■ **WHAT THE TASK REQUIRES**
Check each line of the material below for "screenshot". Report how many have it, with no other words.
───── GIVEN DATA ─────
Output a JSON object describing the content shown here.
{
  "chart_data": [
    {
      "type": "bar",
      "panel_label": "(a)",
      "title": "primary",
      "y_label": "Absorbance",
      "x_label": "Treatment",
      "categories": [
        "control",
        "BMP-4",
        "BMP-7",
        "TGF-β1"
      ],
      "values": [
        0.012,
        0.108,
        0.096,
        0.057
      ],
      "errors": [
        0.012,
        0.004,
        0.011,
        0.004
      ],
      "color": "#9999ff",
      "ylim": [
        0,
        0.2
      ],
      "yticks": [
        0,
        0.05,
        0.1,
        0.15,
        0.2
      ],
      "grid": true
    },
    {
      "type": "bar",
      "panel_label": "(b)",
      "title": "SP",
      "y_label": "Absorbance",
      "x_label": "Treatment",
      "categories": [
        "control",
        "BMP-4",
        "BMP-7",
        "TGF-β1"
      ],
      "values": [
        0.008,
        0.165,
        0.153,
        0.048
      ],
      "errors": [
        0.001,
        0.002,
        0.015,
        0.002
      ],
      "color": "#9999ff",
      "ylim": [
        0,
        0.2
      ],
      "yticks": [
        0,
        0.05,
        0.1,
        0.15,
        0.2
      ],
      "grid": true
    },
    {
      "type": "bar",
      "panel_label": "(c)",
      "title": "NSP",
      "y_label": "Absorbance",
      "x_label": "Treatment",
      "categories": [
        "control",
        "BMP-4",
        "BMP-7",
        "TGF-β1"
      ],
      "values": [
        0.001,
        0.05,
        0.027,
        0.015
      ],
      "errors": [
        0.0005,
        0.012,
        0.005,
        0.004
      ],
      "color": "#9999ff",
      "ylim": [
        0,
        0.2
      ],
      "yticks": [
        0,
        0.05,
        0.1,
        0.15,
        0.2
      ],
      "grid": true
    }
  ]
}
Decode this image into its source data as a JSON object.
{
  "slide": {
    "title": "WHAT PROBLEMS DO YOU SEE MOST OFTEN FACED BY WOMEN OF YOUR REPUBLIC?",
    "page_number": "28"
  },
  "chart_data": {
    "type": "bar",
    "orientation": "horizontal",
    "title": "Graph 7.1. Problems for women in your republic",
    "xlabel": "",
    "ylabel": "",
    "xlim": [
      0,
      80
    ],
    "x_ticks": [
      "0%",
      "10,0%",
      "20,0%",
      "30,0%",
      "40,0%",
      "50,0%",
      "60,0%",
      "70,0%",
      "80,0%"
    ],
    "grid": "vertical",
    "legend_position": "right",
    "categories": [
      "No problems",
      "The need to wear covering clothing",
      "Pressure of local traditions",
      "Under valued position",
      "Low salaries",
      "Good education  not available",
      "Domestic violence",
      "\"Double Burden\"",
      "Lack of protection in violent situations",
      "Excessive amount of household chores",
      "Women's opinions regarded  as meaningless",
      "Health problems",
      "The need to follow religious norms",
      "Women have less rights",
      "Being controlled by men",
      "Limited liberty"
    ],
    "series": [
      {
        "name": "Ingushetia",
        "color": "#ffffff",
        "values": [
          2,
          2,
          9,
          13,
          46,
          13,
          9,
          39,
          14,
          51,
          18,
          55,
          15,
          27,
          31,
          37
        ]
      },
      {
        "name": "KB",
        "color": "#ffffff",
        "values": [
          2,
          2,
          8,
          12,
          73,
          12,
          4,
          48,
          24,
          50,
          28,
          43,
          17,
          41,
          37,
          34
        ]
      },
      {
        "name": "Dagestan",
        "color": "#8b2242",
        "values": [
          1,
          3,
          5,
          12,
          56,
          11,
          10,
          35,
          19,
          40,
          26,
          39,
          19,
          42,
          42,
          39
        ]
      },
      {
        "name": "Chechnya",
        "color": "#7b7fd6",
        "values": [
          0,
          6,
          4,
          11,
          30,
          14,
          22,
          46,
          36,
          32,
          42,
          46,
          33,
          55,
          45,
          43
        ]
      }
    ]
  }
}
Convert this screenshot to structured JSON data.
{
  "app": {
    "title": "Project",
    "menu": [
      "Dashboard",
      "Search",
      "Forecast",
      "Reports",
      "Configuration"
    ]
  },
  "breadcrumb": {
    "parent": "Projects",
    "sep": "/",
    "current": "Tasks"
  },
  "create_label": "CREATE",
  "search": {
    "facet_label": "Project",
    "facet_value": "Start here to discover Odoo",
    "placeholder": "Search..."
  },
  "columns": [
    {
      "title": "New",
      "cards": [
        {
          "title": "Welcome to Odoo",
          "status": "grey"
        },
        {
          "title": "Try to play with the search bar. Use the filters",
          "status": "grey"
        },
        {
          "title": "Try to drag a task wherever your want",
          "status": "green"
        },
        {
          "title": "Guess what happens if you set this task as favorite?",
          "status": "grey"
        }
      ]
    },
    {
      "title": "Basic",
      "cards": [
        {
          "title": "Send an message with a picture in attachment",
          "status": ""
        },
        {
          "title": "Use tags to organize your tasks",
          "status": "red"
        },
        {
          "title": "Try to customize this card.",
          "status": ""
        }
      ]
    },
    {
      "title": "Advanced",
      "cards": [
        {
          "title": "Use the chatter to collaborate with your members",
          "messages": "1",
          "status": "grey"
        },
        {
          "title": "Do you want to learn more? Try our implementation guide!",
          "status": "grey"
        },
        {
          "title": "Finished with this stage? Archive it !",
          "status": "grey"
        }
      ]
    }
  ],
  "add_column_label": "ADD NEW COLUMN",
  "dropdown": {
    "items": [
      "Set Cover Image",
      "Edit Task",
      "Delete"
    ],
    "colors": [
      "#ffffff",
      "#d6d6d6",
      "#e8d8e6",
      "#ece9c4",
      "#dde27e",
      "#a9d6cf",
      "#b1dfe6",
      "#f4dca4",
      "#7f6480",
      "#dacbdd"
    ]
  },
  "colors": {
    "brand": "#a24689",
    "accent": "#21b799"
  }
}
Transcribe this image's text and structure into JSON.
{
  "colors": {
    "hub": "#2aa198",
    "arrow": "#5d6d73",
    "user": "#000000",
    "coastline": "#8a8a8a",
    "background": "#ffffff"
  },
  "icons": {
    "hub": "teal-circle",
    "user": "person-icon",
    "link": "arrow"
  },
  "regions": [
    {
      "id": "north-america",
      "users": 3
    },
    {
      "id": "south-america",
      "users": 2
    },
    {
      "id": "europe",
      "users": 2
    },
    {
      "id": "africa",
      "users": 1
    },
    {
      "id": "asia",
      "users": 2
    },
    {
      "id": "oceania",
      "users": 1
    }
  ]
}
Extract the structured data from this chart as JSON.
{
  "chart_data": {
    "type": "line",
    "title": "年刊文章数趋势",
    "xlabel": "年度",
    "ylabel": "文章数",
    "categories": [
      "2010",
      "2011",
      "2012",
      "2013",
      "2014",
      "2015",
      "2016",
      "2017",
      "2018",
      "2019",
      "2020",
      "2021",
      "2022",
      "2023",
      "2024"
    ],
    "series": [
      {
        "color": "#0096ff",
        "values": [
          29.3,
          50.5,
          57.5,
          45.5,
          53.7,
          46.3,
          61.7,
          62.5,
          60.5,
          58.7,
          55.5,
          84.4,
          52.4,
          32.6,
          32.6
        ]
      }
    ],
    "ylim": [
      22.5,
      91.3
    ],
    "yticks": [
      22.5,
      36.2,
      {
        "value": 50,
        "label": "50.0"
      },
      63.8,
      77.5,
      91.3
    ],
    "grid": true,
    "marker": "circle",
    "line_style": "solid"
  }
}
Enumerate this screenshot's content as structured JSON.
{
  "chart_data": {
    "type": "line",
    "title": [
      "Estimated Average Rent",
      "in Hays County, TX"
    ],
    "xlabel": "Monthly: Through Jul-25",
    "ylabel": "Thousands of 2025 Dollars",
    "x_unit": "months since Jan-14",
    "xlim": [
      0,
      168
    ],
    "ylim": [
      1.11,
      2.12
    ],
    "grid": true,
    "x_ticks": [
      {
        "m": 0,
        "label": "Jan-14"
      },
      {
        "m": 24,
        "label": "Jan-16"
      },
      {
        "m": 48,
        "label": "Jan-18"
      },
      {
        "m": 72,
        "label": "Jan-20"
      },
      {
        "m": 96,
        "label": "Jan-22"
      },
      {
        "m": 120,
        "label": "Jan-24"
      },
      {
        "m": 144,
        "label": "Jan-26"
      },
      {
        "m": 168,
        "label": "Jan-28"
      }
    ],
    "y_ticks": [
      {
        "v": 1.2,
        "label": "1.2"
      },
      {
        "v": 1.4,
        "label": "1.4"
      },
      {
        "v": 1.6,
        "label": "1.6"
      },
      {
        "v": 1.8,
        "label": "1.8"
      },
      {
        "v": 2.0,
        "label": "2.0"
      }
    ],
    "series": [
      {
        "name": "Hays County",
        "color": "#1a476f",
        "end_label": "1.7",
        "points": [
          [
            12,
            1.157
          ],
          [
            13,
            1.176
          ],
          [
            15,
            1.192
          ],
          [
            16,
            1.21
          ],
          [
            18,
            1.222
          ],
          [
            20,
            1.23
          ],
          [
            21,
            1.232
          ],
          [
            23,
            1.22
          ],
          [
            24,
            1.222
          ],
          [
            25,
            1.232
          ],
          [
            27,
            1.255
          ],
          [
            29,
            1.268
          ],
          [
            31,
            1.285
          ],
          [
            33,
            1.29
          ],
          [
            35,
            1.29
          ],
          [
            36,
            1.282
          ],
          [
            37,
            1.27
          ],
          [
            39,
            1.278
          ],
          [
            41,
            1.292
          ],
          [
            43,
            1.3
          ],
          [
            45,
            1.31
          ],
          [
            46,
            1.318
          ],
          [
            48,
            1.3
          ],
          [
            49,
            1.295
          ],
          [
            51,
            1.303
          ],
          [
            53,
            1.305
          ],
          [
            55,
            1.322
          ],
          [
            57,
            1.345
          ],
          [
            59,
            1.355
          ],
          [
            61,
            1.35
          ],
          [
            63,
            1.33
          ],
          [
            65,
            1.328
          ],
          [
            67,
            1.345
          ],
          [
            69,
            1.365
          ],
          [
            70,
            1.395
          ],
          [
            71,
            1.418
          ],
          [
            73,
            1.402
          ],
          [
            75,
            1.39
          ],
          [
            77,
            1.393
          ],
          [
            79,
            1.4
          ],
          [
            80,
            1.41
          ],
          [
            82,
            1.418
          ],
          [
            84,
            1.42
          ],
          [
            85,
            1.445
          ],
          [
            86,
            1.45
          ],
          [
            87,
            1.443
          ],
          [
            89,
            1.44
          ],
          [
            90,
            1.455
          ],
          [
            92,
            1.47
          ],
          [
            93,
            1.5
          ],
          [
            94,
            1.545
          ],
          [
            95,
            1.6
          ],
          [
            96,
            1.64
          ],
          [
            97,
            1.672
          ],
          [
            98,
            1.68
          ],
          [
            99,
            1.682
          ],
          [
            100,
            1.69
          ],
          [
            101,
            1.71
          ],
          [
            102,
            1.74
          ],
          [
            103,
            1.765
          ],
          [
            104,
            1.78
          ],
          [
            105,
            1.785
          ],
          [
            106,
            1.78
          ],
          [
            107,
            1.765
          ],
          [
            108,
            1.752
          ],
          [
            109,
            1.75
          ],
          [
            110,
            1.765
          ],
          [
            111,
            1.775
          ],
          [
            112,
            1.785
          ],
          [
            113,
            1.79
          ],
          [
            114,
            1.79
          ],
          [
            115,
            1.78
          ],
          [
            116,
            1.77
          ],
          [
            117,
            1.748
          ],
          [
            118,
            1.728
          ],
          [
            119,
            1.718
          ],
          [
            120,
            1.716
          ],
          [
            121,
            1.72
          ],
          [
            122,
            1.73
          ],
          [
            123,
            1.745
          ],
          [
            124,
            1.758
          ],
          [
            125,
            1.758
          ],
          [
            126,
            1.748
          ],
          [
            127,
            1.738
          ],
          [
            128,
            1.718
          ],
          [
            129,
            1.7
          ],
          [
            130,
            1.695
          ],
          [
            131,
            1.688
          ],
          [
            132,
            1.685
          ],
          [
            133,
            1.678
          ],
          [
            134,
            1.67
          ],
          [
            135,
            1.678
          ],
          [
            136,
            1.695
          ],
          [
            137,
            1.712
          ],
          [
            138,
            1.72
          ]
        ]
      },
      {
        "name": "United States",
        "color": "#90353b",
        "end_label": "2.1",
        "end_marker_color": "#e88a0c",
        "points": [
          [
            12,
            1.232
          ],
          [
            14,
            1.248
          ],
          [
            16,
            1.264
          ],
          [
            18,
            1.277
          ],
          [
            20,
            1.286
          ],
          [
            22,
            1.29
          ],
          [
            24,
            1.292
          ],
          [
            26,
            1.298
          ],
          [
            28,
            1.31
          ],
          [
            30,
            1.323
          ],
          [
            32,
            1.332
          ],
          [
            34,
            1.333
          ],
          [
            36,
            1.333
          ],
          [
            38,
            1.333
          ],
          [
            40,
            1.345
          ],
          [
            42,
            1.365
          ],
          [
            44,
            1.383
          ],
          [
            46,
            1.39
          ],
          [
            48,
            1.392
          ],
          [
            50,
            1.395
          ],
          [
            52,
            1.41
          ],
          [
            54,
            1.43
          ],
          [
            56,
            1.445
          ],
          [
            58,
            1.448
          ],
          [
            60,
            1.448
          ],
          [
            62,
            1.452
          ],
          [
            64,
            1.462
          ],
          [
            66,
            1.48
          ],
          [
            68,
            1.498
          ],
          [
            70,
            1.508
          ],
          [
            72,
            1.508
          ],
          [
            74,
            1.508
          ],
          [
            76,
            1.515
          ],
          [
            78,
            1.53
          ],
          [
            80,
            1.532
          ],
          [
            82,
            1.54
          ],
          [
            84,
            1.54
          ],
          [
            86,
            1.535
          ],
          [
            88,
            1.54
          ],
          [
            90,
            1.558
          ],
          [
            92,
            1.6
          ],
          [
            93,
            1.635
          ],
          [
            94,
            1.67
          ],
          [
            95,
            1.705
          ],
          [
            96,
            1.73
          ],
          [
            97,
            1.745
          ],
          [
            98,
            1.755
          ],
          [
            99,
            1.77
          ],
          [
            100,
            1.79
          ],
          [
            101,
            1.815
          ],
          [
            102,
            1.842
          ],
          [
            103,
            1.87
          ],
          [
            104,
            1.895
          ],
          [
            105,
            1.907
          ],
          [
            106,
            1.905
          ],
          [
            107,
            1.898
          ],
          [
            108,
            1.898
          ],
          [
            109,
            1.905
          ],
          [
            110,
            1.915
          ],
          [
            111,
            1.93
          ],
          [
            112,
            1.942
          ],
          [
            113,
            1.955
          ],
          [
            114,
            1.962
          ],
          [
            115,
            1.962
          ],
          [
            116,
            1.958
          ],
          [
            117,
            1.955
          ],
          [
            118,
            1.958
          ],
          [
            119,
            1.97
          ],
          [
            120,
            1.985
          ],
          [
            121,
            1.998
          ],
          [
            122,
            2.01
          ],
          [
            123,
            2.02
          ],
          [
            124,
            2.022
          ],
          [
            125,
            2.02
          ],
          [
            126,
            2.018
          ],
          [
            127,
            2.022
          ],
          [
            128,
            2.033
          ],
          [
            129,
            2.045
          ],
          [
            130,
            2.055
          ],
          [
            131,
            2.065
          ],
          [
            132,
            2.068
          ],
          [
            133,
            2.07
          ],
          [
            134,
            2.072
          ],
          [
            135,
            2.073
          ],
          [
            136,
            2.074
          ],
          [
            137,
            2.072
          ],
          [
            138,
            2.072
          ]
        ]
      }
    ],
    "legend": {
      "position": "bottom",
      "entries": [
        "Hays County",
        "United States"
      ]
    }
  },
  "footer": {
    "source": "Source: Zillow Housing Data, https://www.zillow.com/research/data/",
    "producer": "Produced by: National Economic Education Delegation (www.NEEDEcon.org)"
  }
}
─────
■ **COMPLETE RESPONSE**
2